>> begin

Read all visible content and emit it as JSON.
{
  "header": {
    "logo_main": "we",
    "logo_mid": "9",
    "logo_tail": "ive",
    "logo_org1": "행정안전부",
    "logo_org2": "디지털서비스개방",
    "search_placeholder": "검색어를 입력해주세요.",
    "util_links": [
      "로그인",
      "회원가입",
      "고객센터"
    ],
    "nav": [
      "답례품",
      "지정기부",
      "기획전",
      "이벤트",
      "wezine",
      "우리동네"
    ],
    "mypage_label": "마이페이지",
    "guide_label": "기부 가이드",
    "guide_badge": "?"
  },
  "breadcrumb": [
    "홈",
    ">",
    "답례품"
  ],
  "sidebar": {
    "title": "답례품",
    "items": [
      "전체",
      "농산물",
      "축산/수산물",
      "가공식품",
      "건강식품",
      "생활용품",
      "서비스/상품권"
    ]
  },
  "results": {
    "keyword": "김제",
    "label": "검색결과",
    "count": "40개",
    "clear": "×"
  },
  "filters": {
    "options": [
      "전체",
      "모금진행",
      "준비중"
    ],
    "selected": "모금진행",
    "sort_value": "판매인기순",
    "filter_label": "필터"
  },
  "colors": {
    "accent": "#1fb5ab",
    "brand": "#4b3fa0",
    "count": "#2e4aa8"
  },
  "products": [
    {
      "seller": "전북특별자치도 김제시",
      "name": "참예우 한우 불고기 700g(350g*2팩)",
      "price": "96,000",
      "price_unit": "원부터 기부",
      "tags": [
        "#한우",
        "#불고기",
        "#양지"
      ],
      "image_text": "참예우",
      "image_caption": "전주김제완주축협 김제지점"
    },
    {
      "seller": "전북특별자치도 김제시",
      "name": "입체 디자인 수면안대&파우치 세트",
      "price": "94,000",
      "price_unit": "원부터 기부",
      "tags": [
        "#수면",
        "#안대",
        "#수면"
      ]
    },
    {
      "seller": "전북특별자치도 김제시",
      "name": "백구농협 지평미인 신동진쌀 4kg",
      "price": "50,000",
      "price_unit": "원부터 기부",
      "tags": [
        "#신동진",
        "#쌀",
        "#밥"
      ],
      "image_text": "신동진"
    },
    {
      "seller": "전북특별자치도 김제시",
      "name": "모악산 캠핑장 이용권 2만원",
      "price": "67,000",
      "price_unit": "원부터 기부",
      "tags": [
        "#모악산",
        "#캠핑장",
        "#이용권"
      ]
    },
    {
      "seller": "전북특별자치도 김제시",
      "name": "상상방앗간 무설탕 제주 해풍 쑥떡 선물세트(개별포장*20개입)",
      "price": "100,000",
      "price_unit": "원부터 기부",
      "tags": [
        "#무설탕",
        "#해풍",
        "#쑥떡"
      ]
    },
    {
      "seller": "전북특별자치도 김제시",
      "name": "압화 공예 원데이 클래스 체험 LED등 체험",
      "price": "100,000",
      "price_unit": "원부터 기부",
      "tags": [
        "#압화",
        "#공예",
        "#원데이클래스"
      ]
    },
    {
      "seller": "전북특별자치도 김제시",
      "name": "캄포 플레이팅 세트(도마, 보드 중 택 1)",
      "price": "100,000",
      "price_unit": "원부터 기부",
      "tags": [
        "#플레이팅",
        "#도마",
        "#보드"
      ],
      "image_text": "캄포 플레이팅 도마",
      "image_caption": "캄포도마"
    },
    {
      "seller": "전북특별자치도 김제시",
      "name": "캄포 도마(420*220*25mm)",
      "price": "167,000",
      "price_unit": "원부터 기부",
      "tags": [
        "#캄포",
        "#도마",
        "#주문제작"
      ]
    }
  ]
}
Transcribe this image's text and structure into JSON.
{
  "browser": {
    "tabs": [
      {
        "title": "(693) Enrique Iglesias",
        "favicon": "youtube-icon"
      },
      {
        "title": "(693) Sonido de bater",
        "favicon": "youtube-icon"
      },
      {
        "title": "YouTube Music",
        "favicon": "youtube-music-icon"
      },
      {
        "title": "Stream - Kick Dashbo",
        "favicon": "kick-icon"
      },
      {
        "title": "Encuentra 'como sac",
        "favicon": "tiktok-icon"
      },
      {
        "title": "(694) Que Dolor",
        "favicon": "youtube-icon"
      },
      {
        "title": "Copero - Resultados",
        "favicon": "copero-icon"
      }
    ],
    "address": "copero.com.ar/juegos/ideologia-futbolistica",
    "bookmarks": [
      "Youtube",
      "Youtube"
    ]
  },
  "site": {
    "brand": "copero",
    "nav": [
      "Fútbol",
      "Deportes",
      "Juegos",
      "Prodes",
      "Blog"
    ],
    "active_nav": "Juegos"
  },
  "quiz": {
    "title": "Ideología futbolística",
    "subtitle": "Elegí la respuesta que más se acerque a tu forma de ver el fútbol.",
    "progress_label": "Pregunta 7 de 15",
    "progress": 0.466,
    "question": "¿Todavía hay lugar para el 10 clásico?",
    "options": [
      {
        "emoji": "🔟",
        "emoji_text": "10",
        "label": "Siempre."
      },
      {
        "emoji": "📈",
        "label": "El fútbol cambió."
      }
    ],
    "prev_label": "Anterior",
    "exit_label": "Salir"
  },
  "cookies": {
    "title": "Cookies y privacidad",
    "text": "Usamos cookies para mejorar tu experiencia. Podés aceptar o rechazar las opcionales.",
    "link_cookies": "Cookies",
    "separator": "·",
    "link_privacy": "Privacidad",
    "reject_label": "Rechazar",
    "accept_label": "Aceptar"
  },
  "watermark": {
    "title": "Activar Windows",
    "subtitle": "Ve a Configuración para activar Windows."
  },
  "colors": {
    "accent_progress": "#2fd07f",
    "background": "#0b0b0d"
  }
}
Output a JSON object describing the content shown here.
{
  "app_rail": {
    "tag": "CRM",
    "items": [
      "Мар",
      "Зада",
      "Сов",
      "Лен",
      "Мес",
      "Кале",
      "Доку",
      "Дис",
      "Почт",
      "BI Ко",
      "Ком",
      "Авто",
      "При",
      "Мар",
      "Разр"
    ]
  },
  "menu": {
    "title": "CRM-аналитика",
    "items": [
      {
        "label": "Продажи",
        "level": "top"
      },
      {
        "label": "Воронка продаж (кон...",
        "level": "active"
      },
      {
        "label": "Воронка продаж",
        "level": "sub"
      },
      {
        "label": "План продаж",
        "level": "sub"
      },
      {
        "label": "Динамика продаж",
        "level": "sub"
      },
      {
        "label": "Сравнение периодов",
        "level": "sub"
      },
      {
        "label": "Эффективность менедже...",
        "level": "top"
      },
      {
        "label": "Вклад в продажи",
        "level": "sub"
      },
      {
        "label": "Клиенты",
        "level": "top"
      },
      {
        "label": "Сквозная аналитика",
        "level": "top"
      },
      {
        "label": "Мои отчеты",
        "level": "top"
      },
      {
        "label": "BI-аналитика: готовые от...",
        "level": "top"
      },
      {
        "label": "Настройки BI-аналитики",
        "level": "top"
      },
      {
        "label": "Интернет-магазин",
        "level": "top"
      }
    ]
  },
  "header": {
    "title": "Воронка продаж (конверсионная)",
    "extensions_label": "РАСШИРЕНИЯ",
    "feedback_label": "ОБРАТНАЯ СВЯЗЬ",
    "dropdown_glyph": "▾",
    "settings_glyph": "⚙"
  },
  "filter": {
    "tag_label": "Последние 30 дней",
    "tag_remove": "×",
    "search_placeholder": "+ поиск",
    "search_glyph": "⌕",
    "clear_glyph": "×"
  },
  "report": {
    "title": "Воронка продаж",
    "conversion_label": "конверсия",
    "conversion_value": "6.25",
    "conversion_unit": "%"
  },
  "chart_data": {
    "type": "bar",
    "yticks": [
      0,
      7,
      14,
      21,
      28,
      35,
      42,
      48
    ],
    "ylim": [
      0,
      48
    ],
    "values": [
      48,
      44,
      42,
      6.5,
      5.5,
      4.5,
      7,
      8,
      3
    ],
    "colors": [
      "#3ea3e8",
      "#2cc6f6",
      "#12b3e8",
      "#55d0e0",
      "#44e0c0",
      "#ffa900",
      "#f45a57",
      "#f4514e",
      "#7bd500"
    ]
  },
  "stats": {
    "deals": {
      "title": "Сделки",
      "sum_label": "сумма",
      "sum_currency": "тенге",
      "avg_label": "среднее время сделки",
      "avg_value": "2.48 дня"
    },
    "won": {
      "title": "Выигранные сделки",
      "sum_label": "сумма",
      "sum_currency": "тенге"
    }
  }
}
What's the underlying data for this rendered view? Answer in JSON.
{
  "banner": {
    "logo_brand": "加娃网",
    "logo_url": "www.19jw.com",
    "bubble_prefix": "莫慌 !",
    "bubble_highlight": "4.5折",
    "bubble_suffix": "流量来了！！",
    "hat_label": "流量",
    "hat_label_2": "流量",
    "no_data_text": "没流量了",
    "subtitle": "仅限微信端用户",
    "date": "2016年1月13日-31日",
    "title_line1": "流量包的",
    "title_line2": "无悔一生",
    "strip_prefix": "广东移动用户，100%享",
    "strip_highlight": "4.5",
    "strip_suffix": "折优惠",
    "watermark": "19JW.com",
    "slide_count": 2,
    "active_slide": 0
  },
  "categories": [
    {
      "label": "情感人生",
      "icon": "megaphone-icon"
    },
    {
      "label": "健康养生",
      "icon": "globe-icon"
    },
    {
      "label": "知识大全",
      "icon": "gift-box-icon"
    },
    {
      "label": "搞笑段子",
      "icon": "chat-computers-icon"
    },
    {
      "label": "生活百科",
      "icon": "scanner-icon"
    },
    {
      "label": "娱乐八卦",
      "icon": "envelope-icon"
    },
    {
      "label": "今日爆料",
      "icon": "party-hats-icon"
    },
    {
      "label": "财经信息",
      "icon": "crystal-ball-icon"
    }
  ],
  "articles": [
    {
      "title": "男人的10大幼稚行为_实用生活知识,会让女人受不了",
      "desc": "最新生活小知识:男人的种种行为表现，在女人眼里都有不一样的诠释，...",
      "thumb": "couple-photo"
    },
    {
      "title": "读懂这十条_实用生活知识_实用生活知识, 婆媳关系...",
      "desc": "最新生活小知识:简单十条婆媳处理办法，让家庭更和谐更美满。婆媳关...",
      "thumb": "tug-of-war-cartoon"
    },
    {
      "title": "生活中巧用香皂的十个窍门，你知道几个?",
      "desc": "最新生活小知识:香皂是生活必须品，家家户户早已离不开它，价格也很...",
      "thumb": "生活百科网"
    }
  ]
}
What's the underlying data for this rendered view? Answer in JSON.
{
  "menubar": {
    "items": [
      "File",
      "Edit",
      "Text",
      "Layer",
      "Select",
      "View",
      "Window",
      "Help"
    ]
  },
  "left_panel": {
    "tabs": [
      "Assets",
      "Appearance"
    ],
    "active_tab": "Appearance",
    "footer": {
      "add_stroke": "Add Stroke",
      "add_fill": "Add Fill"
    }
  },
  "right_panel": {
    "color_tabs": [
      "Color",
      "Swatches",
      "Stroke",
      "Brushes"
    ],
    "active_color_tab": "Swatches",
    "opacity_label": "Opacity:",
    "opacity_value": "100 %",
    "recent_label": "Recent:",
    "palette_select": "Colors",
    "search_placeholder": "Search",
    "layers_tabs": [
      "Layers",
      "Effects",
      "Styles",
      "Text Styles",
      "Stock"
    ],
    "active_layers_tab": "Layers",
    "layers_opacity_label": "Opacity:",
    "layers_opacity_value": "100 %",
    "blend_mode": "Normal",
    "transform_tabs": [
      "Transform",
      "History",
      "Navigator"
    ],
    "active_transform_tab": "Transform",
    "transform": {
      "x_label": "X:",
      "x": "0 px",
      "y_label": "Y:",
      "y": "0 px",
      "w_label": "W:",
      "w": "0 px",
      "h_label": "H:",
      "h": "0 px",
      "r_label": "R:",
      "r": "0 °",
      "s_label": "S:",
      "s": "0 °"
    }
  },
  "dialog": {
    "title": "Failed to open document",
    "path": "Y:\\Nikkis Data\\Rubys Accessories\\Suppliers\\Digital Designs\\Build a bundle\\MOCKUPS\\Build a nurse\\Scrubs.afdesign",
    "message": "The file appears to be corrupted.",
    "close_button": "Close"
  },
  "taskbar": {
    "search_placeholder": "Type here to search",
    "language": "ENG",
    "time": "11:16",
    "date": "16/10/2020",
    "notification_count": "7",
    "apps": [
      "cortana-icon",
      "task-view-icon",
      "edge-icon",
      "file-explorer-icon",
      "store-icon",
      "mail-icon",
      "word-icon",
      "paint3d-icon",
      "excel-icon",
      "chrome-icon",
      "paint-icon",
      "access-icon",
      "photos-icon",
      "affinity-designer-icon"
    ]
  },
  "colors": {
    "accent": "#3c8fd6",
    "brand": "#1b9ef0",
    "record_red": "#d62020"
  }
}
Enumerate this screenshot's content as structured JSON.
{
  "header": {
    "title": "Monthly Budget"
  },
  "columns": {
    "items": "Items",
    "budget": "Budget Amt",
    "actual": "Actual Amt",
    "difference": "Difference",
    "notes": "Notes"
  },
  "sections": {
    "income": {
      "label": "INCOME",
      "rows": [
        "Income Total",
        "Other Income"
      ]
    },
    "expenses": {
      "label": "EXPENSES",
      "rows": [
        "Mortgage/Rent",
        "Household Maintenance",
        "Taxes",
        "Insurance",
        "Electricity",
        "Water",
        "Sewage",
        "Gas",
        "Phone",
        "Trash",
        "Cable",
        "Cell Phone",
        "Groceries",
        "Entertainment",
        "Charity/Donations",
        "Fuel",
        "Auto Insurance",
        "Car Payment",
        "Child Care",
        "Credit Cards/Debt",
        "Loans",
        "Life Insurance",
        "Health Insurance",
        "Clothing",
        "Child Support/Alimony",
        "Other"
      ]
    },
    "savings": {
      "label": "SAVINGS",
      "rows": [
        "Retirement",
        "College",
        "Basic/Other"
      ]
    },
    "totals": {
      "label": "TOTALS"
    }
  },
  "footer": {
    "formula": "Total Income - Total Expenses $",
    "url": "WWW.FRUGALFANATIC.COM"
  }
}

>> end

▶ **Exercise details**
In the entries above, locate every line with the word "аналитика" and copy it.

▶ **Answer to this task**
    "title": "CRM-аналитика",
        "label": "Сквозная аналитика",
        "label": "BI-аналитика: готовые от...",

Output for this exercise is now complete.